Dawn Reader

Dawn Reader
from Open Door Coffee Co.; Hudson, OH; Oct. 26, 2016

Sunday, November 10, 2013

Purr More, Hiss Less

I saw a bumper sticker yesterday ... it's at the bottom of this page.  And it got me thinking ...

Lately, I've noticed on Facebook some memes that assail welfare cheats.  Here's three of them ...





All three communicate the same message: People on food stamps and other forms of welfare are cheaters--and, by implication, the rest of us are fools for supporting them, and the government is wasting our money on them. Oh, and they don't want to work--and why should they? Life on welfare being so desirable and all?

Okay, let's begin with this: I have no doubt whatsoever that there are some people on public assistance who are gaming the system. Cheating. No question at all.

But, of course, the same could be said for every other field of human endeavor, as well--from the Tour de France to the top of a Wall Street office building, from your local parish to your local school, from the banker to the grocer to the lawyer to the person who plows your driveway to Major League Baseball to ... well, as I said, to every field of human endeavor. And I wonder ... how many of us are, uh, perfectly frank on our IRS forms? And elsewhere in our lives? (I read somewhere something about throwing the first stone?) Just this morning (Sunday) I read a page-one story in the New York Times about con men (and women, presumably) who are preying on people re: Obamacare--conning them out of money (Con Men Prey on Confusion). And that foul practice made me remember how some Evil One on a Telephone swindled my poor mother out of $10,000 a few years ago. Sometimes we humans do not exactly glisten in the moral sunlight, do we?

▶ INFORMATION PROVIDED

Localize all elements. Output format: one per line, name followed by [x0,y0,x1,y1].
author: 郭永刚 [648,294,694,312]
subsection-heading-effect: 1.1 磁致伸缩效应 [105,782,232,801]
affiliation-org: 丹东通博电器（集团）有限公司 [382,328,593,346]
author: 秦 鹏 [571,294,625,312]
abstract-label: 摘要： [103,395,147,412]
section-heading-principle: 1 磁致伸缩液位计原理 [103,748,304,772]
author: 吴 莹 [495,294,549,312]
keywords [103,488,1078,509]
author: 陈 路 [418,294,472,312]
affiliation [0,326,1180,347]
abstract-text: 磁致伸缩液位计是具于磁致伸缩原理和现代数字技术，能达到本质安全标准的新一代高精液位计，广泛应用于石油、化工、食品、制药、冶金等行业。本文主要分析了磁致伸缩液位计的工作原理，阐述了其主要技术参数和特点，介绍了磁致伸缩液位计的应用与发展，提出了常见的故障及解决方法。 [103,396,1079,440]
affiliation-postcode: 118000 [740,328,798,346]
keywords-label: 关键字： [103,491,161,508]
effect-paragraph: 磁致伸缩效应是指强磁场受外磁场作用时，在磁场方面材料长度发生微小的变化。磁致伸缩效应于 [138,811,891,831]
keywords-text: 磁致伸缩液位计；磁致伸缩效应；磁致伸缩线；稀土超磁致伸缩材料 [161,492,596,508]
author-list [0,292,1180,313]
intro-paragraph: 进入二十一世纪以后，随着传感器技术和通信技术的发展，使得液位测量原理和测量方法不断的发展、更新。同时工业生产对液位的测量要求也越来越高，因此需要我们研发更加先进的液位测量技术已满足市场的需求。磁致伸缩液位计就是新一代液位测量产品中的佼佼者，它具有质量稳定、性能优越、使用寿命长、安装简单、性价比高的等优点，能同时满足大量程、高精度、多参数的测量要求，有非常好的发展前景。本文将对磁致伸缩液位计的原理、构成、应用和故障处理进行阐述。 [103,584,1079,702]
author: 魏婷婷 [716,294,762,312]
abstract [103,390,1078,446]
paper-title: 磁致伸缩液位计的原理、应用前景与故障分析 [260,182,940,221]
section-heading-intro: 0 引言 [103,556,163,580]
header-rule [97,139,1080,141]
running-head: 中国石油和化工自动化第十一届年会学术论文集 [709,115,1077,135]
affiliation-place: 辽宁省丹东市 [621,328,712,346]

▶ EXERCISE REQUIREMENTS
**1.** From the blog post above, reproduce word for word the passage between "I saw a bumper" and "of them ...", inclusive.
**2.** According to the blog post above, how much money did a telephone swindler take from the writer's mother?
**3.** Continue the blog post about welfare memes above, starting right after its final sentence.

▶ SET OF ANSWERS
**1.**
I saw a bumper sticker yesterday ... it's at the bottom of this page.  And it got me thinking ...

Lately, I've noticed on Facebook some memes that assail welfare cheats.  Here's three of them ...

**2.** $10,000.

**3.**
In my own cherished profession (education)--we read about cheating all the time. Teachers who alter answer sheets on standardized tests, teachers who step over the line in other ways (drugs, sex), teachers who embezzle and steal. Early in my career one of my colleagues was caught stealing money from school activities. He'd always volunteered to collect money at events--that sort of thing. But he was keeping chunks of it. Gambling. (Losing, of course.) Needless to say, he moved on.

What troubles me recently is the response to all of this. When we catch someone on public assistance doing something dishonest, a common reaction is this: Let's get rid of public assistance.  But does anyone say the same about MLB? Some players took illegal substances, so let's break up MLB? Or the Roman Catholic Church? Or the Tour de France? Or Penn State? Or whatever?  And we mustn't kid ourselves: These organizations are not totally self-financed. Many baseball parks are built with public money; religious and philanthropic organizations can raise money, tax-free. And, of course, all American institutions have the "American advantage"--i.e., they operate, generally, in a safe place with substantial infrastructure in a society with a functioning legal system that (at least in theory!) protects the rights of minorities, the defenseless. And on and on. This is a great place to live--to have a business. No question.

Of course we need to do all we reasonably can to prevent cheating--in all arenas. But we mustn't become so determined to do so that, in the process, we make it even more difficult for those living day to day, meal to meal, to get the benefits they need.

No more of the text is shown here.